**Records provided**
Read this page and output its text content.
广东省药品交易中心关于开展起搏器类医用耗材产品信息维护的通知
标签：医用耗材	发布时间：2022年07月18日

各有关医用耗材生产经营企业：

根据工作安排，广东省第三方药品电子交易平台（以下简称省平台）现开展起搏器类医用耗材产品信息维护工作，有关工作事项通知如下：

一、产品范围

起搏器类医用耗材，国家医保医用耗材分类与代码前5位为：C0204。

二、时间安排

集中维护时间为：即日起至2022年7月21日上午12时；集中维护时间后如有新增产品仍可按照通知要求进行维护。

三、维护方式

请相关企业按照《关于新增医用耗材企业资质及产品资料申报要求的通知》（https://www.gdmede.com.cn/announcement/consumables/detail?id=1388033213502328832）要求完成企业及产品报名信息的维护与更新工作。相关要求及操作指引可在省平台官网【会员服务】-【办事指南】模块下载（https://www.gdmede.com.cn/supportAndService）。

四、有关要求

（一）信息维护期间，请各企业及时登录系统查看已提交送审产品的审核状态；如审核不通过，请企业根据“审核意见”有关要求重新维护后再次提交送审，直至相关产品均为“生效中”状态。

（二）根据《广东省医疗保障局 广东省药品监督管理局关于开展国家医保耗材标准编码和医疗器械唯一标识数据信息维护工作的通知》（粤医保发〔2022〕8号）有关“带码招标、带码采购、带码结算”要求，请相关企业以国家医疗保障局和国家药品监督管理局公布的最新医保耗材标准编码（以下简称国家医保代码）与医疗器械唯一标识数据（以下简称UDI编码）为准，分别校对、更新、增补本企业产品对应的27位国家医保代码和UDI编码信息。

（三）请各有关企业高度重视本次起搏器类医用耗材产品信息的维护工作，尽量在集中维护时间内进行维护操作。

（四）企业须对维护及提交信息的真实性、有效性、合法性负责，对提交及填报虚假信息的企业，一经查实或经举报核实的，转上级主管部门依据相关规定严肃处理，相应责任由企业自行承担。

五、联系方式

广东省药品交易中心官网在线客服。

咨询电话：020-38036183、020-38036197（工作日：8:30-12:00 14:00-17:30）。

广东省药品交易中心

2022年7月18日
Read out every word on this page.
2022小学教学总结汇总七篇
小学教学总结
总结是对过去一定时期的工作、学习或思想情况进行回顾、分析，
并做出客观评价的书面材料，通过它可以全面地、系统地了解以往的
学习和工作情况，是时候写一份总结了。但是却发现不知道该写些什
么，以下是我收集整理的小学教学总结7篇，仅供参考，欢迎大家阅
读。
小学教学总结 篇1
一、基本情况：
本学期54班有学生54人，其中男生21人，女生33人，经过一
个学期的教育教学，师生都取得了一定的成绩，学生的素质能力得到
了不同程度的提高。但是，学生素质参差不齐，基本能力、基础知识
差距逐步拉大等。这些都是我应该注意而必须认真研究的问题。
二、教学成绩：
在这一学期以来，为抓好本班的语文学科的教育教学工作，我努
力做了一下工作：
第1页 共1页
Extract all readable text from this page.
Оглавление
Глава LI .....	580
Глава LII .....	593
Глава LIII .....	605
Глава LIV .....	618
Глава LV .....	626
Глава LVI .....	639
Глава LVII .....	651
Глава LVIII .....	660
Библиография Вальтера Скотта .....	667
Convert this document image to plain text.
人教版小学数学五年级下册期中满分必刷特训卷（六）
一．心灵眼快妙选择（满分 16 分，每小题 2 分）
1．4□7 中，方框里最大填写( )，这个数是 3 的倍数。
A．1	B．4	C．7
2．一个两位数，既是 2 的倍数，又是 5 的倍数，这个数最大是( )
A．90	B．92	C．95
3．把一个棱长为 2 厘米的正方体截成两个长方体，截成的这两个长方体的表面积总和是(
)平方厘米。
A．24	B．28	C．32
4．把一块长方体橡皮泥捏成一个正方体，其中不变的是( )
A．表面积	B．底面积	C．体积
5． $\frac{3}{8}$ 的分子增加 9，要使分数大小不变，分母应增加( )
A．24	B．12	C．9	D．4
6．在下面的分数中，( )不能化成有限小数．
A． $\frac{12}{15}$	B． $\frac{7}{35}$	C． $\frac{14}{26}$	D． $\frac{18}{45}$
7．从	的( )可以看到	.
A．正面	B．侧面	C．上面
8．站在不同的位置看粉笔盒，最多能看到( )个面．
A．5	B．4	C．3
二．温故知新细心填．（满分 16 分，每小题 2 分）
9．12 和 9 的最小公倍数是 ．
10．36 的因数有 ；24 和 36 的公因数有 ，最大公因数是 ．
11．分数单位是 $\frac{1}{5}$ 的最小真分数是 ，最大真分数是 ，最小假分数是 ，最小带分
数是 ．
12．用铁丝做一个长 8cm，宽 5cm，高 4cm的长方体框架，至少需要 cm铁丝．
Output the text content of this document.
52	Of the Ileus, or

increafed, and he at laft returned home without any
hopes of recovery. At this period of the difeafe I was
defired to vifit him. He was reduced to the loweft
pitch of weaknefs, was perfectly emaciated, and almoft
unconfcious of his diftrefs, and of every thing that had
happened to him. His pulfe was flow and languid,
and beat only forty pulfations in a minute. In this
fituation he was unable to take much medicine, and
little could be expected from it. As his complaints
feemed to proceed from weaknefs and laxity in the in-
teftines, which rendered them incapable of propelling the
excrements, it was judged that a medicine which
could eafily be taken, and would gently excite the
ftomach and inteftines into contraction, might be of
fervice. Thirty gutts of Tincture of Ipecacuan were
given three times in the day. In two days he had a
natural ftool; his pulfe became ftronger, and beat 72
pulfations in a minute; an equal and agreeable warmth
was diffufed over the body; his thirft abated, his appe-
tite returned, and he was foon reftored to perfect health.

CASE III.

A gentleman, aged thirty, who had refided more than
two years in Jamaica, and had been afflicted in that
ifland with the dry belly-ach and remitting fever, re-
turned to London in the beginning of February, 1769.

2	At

**What to do**
Using the listing, copy every line where the word "frac" shows up.

**Worked solution**
5． $\frac{3}{8}$ 的分子增加 9，要使分数大小不变，分母应增加( )
A． $\frac{12}{15}$	B． $\frac{7}{35}$	C． $\frac{14}{26}$	D． $\frac{18}{45}$
11．分数单位是 $\frac{1}{5}$ 的最小真分数是 ，最大真分数是 ，最小假分数是 ，最小带分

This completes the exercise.